◆ What the exercise asks:
The exercise asks for every line of the data to be reproduced exactly.

##### Provided data

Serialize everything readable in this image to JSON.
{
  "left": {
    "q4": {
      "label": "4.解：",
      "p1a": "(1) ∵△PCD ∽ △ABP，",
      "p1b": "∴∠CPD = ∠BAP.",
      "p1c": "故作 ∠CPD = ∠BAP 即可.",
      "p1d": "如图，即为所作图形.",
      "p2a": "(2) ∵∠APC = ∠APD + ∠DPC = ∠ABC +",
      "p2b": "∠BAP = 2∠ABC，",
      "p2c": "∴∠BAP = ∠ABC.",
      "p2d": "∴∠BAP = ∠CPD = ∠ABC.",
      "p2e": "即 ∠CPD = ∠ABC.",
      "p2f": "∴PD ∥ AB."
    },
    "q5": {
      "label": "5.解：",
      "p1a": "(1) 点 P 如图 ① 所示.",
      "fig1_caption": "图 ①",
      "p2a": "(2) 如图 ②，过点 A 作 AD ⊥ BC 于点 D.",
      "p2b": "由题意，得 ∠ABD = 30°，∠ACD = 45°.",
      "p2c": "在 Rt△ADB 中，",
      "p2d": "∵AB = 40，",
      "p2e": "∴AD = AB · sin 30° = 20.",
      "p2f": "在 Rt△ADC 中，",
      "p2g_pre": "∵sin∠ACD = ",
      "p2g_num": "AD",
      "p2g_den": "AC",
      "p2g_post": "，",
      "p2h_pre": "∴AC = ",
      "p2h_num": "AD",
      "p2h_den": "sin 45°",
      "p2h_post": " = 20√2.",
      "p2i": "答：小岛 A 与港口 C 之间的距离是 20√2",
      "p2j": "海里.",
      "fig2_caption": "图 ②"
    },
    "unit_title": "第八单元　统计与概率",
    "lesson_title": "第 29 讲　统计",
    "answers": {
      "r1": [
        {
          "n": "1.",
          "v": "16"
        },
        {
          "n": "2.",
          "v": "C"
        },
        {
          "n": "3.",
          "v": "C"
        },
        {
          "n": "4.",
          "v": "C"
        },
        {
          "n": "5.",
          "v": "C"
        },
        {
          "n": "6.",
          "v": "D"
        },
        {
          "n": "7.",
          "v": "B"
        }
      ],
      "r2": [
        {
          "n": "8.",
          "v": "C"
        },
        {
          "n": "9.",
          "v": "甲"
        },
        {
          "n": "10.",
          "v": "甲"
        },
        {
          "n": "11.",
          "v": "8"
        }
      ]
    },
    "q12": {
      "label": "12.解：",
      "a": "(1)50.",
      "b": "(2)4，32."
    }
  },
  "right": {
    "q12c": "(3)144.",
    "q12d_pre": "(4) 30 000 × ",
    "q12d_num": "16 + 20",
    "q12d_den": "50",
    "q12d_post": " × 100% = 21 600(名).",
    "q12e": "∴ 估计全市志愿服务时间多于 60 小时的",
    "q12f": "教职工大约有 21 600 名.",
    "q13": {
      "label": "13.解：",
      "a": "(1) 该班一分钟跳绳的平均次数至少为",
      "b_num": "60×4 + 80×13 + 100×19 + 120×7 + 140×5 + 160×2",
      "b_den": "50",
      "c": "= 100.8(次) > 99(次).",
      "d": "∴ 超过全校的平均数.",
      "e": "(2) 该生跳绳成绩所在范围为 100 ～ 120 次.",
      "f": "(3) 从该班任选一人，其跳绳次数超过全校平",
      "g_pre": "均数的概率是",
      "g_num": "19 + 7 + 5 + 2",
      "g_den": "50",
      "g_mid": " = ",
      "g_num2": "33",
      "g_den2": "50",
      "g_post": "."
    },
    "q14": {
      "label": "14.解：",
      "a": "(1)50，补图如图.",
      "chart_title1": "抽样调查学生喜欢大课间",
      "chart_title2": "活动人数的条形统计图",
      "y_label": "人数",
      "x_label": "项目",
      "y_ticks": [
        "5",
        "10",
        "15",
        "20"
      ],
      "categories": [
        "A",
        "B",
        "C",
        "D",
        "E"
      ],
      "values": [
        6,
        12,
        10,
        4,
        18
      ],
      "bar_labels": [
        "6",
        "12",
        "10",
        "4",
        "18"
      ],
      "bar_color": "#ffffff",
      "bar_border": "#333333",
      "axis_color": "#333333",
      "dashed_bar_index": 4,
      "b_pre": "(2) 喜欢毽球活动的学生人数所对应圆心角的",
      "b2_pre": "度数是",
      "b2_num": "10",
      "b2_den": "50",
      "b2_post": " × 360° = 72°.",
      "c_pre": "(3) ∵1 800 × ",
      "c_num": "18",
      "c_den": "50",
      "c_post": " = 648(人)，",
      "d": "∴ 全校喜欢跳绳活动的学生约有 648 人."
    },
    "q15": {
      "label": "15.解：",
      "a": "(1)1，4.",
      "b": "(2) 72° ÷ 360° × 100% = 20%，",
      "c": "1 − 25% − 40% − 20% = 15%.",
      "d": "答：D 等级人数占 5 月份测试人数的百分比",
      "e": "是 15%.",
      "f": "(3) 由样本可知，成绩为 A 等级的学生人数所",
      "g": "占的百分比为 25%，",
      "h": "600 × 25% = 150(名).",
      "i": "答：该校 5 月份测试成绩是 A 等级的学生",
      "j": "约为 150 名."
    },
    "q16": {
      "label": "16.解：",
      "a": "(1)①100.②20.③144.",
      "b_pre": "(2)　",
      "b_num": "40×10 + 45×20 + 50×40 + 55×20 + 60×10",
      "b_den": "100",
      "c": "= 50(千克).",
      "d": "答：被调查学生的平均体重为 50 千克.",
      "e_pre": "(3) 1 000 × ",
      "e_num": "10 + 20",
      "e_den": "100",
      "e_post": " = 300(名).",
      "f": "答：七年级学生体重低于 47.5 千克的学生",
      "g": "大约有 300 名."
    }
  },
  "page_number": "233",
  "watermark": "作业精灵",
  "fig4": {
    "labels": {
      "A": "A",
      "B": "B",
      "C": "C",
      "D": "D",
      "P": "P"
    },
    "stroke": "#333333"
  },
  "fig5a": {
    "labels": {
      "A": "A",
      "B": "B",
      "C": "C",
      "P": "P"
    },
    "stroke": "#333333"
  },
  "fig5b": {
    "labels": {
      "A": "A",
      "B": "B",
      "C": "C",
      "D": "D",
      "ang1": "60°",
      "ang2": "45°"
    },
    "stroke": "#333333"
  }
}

##########

◆ Solution to the exercise:
Serialize everything readable in this image to JSON.
{
  "left": {
    "q4": {
      "label": "4.解：",
      "p1a": "(1) ∵△PCD ∽ △ABP，",
      "p1b": "∴∠CPD = ∠BAP.",
      "p1c": "故作 ∠CPD = ∠BAP 即可.",
      "p1d": "如图，即为所作图形.",
      "p2a": "(2) ∵∠APC = ∠APD + ∠DPC = ∠ABC +",
      "p2b": "∠BAP = 2∠ABC，",
      "p2c": "∴∠BAP = ∠ABC.",
      "p2d": "∴∠BAP = ∠CPD = ∠ABC.",
      "p2e": "即 ∠CPD = ∠ABC.",
      "p2f": "∴PD ∥ AB."
    },
    "q5": {
      "label": "5.解：",
      "p1a": "(1) 点 P 如图 ① 所示.",
      "fig1_caption": "图 ①",
      "p2a": "(2) 如图 ②，过点 A 作 AD ⊥ BC 于点 D.",
      "p2b": "由题意，得 ∠ABD = 30°，∠ACD = 45°.",
      "p2c": "在 Rt△ADB 中，",
      "p2d": "∵AB = 40，",
      "p2e": "∴AD = AB · sin 30° = 20.",
      "p2f": "在 Rt△ADC 中，",
      "p2g_pre": "∵sin∠ACD = ",
      "p2g_num": "AD",
      "p2g_den": "AC",
      "p2g_post": "，",
      "p2h_pre": "∴AC = ",
      "p2h_num": "AD",
      "p2h_den": "sin 45°",
      "p2h_post": " = 20√2.",
      "p2i": "答：小岛 A 与港口 C 之间的距离是 20√2",
      "p2j": "海里.",
      "fig2_caption": "图 ②"
    },
    "unit_title": "第八单元　统计与概率",
    "lesson_title": "第 29 讲　统计",
    "answers": {
      "r1": [
        {
          "n": "1.",
          "v": "16"
        },
        {
          "n": "2.",
          "v": "C"
        },
        {
          "n": "3.",
          "v": "C"
        },
        {
          "n": "4.",
          "v": "C"
        },
        {
          "n": "5.",
          "v": "C"
        },
        {
          "n": "6.",
          "v": "D"
        },
        {
          "n": "7.",
          "v": "B"
        }
      ],
      "r2": [
        {
          "n": "8.",
          "v": "C"
        },
        {
          "n": "9.",
          "v": "甲"
        },
        {
          "n": "10.",
          "v": "甲"
        },
        {
          "n": "11.",
          "v": "8"
        }
      ]
    },
    "q12": {
      "label": "12.解：",
      "a": "(1)50.",
      "b": "(2)4，32."
    }
  },
  "right": {
    "q12c": "(3)144.",
    "q12d_pre": "(4) 30 000 × ",
    "q12d_num": "16 + 20",
    "q12d_den": "50",
    "q12d_post": " × 100% = 21 600(名).",
    "q12e": "∴ 估计全市志愿服务时间多于 60 小时的",
    "q12f": "教职工大约有 21 600 名.",
    "q13": {
      "label": "13.解：",
      "a": "(1) 该班一分钟跳绳的平均次数至少为",
      "b_num": "60×4 + 80×13 + 100×19 + 120×7 + 140×5 + 160×2",
      "b_den": "50",
      "c": "= 100.8(次) > 99(次).",
      "d": "∴ 超过全校的平均数.",
      "e": "(2) 该生跳绳成绩所在范围为 100 ～ 120 次.",
      "f": "(3) 从该班任选一人，其跳绳次数超过全校平",
      "g_pre": "均数的概率是",
      "g_num": "19 + 7 + 5 + 2",
      "g_den": "50",
      "g_mid": " = ",
      "g_num2": "33",
      "g_den2": "50",
      "g_post": "."
    },
    "q14": {
      "label": "14.解：",
      "a": "(1)50，补图如图.",
      "chart_title1": "抽样调查学生喜欢大课间",
      "chart_title2": "活动人数的条形统计图",
      "y_label": "人数",
      "x_label": "项目",
      "y_ticks": [
        "5",
        "10",
        "15",
        "20"
      ],
      "categories": [
        "A",
        "B",
        "C",
        "D",
        "E"
      ],
      "values": [
        6,
        12,
        10,
        4,
        18
      ],
      "bar_labels": [
        "6",
        "12",
        "10",
        "4",
        "18"
      ],
      "bar_color": "#ffffff",
      "bar_border": "#333333",
      "axis_color": "#333333",
      "dashed_bar_index": 4,
      "b_pre": "(2) 喜欢毽球活动的学生人数所对应圆心角的",
      "b2_pre": "度数是",
      "b2_num": "10",
      "b2_den": "50",
      "b2_post": " × 360° = 72°.",
      "c_pre": "(3) ∵1 800 × ",
      "c_num": "18",
      "c_den": "50",
      "c_post": " = 648(人)，",
      "d": "∴ 全校喜欢跳绳活动的学生约有 648 人."
    },
    "q15": {
      "label": "15.解：",
      "a": "(1)1，4.",
      "b": "(2) 72° ÷ 360° × 100% = 20%，",
      "c": "1 − 25% − 40% − 20% = 15%.",
      "d": "答：D 等级人数占 5 月份测试人数的百分比",
      "e": "是 15%.",
      "f": "(3) 由样本可知，成绩为 A 等级的学生人数所",
      "g": "占的百分比为 25%，",
      "h": "600 × 25% = 150(名).",
      "i": "答：该校 5 月份测试成绩是 A 等级的学生",
      "j": "约为 150 名."
    },
    "q16": {
      "label": "16.解：",
      "a": "(1)①100.②20.③144.",
      "b_pre": "(2)　",
      "b_num": "40×10 + 45×20 + 50×40 + 55×20 + 60×10",
      "b_den": "100",
      "c": "= 50(千克).",
      "d": "答：被调查学生的平均体重为 50 千克.",
      "e_pre": "(3) 1 000 × ",
      "e_num": "10 + 20",
      "e_den": "100",
      "e_post": " = 300(名).",
      "f": "答：七年级学生体重低于 47.5 千克的学生",
      "g": "大约有 300 名."
    }
  },
  "page_number": "233",
  "watermark": "作业精灵",
  "fig4": {
    "labels": {
      "A": "A",
      "B": "B",
      "C": "C",
      "D": "D",
      "P": "P"
    },
    "stroke": "#333333"
  },
  "fig5a": {
    "labels": {
      "A": "A",
      "B": "B",
      "C": "C",
      "P": "P"
    },
    "stroke": "#333333"
  },
  "fig5b": {
    "labels": {
      "A": "A",
      "B": "B",
      "C": "C",
      "D": "D",
      "ang1": "60°",
      "ang2": "45°"
    },
    "stroke": "#333333"
  }
}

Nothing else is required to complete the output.